- _MATERIALS PROVIDED_
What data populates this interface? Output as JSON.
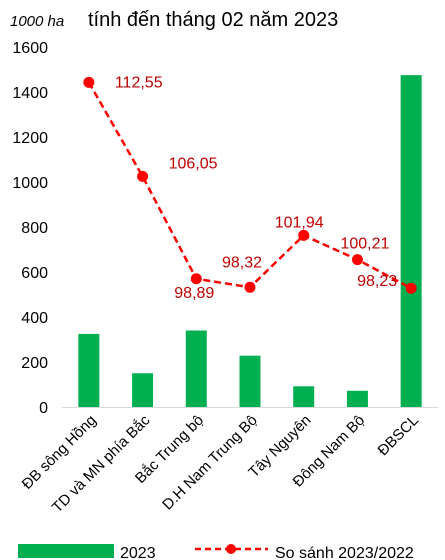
{
  "chart_data": {
    "type": "bar+line",
    "title": "tính đến tháng 02 năm 2023",
    "unit_label": "1000 ha",
    "categories": [
      "ĐB sông Hồng",
      "TD và MN phía Bắc",
      "Bắc Trung bộ",
      "D.H Nam Trung Bộ",
      "Tây Nguyên",
      "Đông Nam Bộ",
      "ĐBSCL"
    ],
    "ylim": [
      0,
      1600
    ],
    "yticks": [
      0,
      200,
      400,
      600,
      800,
      1000,
      1200,
      1400,
      1600
    ],
    "grid": false,
    "legend_position": "bottom",
    "series": [
      {
        "name": "2023",
        "kind": "bar",
        "color": "#00b050",
        "values": [
          325,
          150,
          340,
          228,
          92,
          72,
          1475
        ]
      },
      {
        "name": "So sánh 2023/2022",
        "kind": "line",
        "style": "dashed",
        "color": "#ff0000",
        "values_on_axis": [
          1443,
          1025,
          570,
          532,
          763,
          655,
          528
        ],
        "data_labels": [
          "112,55",
          "106,05",
          "98,89",
          "98,32",
          "101,94",
          "100,21",
          "98,23"
        ]
      }
    ]
  }
}
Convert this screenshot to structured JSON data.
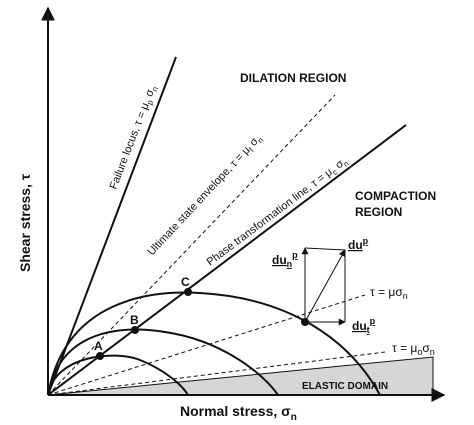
{
  "axes": {
    "x_label": "Normal stress, σ",
    "x_label_sub": "n",
    "y_label": "Shear stress, τ"
  },
  "regions": {
    "dilation": "DILATION REGION",
    "compaction_line1": "COMPACTION",
    "compaction_line2": "REGION",
    "elastic": "ELASTIC DOMAIN"
  },
  "lines": {
    "failure_locus": {
      "text": "Failure locus, τ = μ",
      "sub": "p",
      "tail": " σ",
      "tail_sub": "n"
    },
    "ultimate_state": {
      "text": "Ultimate state envelope, τ = μ",
      "sub": "f",
      "tail": " σ",
      "tail_sub": "n"
    },
    "phase_transformation": {
      "text": "Phase transformation line, τ = μ",
      "sub": "c",
      "tail": " σ",
      "tail_sub": "n"
    },
    "tau_mu": {
      "text": "τ = μσ",
      "sub": "n"
    },
    "tau_mu0": {
      "text": "τ = μ",
      "sub": "o",
      "tail": "σ",
      "tail_sub": "n"
    }
  },
  "points": {
    "A": "A",
    "B": "B",
    "C": "C"
  },
  "vectors": {
    "du_n": {
      "text": "du",
      "sub": "n",
      "sup": "p"
    },
    "du_p": {
      "text": "du",
      "sup": "p"
    },
    "du_t": {
      "text": "du",
      "sub": "t",
      "sup": "p"
    }
  },
  "colors": {
    "line": "#111111",
    "elastic_fill": "#d6d6d6"
  }
}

- _STATED EXERCISE_
Among the lines above, how many contain the string "this"? State the number alone.

- _WRITTEN REPLY_
2